** Start of Entries shown **

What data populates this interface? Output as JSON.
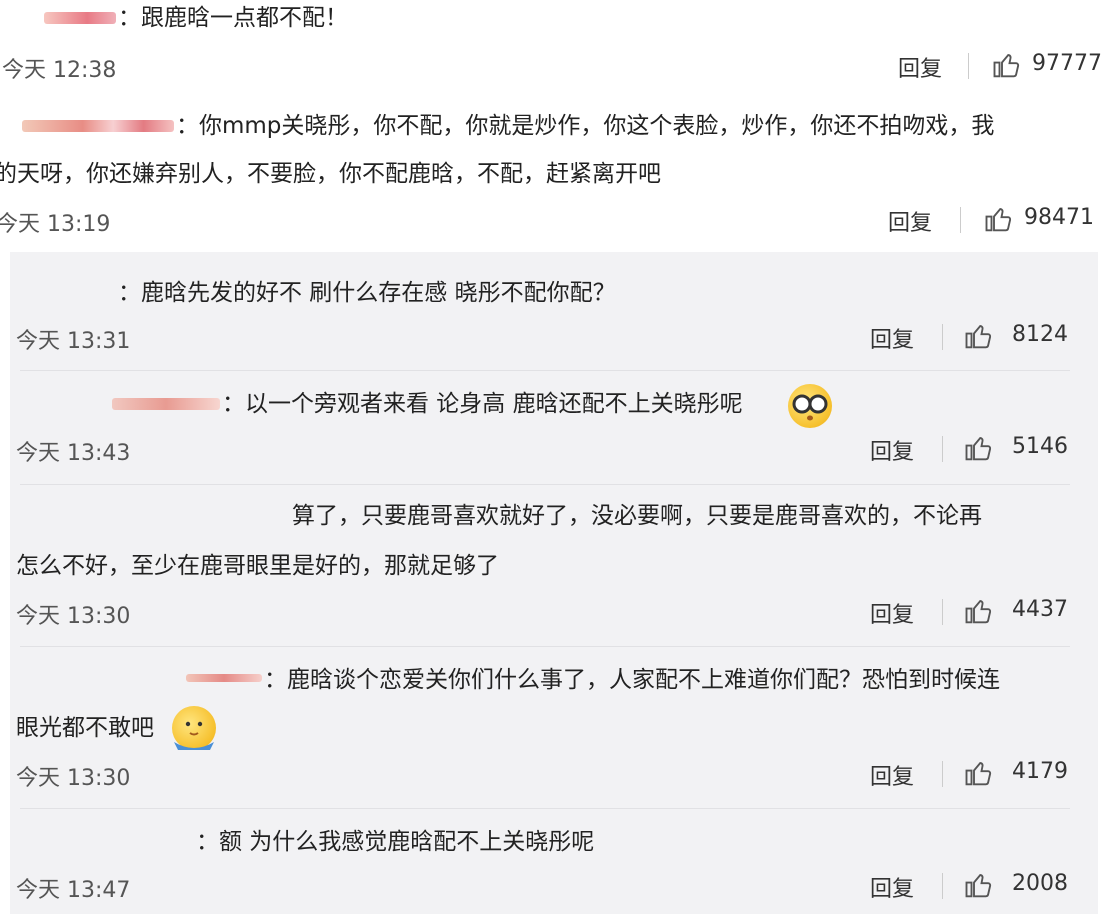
{
  "comments": [
    {
      "text": "：跟鹿晗一点都不配！",
      "time": "今天 12:38",
      "reply": "回复",
      "likes": "97777"
    },
    {
      "text1": "：你mmp关晓彤，你不配，你就是炒作，你这个表脸，炒作，你还不拍吻戏，我",
      "text2": "的天呀，你还嫌弃别人，不要脸，你不配鹿晗，不配，赶紧离开吧",
      "time": "今天 13:19",
      "reply": "回复",
      "likes": "98471"
    }
  ],
  "replies": [
    {
      "text": "：鹿晗先发的好不 刷什么存在感 晓彤不配你配？",
      "time": "今天 13:31",
      "reply": "回复",
      "likes": "8124"
    },
    {
      "text": "：以一个旁观者来看 论身高 鹿晗还配不上关晓彤呢",
      "time": "今天 13:43",
      "reply": "回复",
      "likes": "5146"
    },
    {
      "text1": "算了，只要鹿哥喜欢就好了，没必要啊，只要是鹿哥喜欢的，不论再",
      "text2": "怎么不好，至少在鹿哥眼里是好的，那就足够了",
      "time": "今天 13:30",
      "reply": "回复",
      "likes": "4437"
    },
    {
      "text1": "：鹿晗谈个恋爱关你们什么事了，人家配不上难道你们配？恐怕到时候连",
      "text2": "眼光都不敢吧",
      "time": "今天 13:30",
      "reply": "回复",
      "likes": "4179"
    },
    {
      "text": "：额 为什么我感觉鹿晗配不上关晓彤呢",
      "time": "今天 13:47",
      "reply": "回复",
      "likes": "2008"
    }
  ],
  "icons": {
    "like": "thumbs-up-icon",
    "emoji1": "shocked-glasses-emoji-icon",
    "emoji2": "shy-face-emoji-icon"
  },
  "colors": {
    "panel": "#f2f2f4",
    "text": "#222222",
    "meta": "#555555"
  }
}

** End of Entries shown **

**Exercise:** Leave the pictures out, and print every line of the listing exactly as written.

**Result below:**
What data populates this interface? Output as JSON.
{
  "comments": [
    {
      "text": "：跟鹿晗一点都不配！",
      "time": "今天 12:38",
      "reply": "回复",
      "likes": "97777"
    },
    {
      "text1": "：你mmp关晓彤，你不配，你就是炒作，你这个表脸，炒作，你还不拍吻戏，我",
      "text2": "的天呀，你还嫌弃别人，不要脸，你不配鹿晗，不配，赶紧离开吧",
      "time": "今天 13:19",
      "reply": "回复",
      "likes": "98471"
    }
  ],
  "replies": [
    {
      "text": "：鹿晗先发的好不 刷什么存在感 晓彤不配你配？",
      "time": "今天 13:31",
      "reply": "回复",
      "likes": "8124"
    },
    {
      "text": "：以一个旁观者来看 论身高 鹿晗还配不上关晓彤呢",
      "time": "今天 13:43",
      "reply": "回复",
      "likes": "5146"
    },
    {
      "text1": "算了，只要鹿哥喜欢就好了，没必要啊，只要是鹿哥喜欢的，不论再",
      "text2": "怎么不好，至少在鹿哥眼里是好的，那就足够了",
      "time": "今天 13:30",
      "reply": "回复",
      "likes": "4437"
    },
    {
      "text1": "：鹿晗谈个恋爱关你们什么事了，人家配不上难道你们配？恐怕到时候连",
      "text2": "眼光都不敢吧",
      "time": "今天 13:30",
      "reply": "回复",
      "likes": "4179"
    },
    {
      "text": "：额 为什么我感觉鹿晗配不上关晓彤呢",
      "time": "今天 13:47",
      "reply": "回复",
      "likes": "2008"
    }
  ],
  "icons": {
    "like": "thumbs-up-icon",
    "emoji1": "shocked-glasses-emoji-icon",
    "emoji2": "shy-face-emoji-icon"
  },
  "colors": {
    "panel": "#f2f2f4",
    "text": "#222222",
    "meta": "#555555"
  }
}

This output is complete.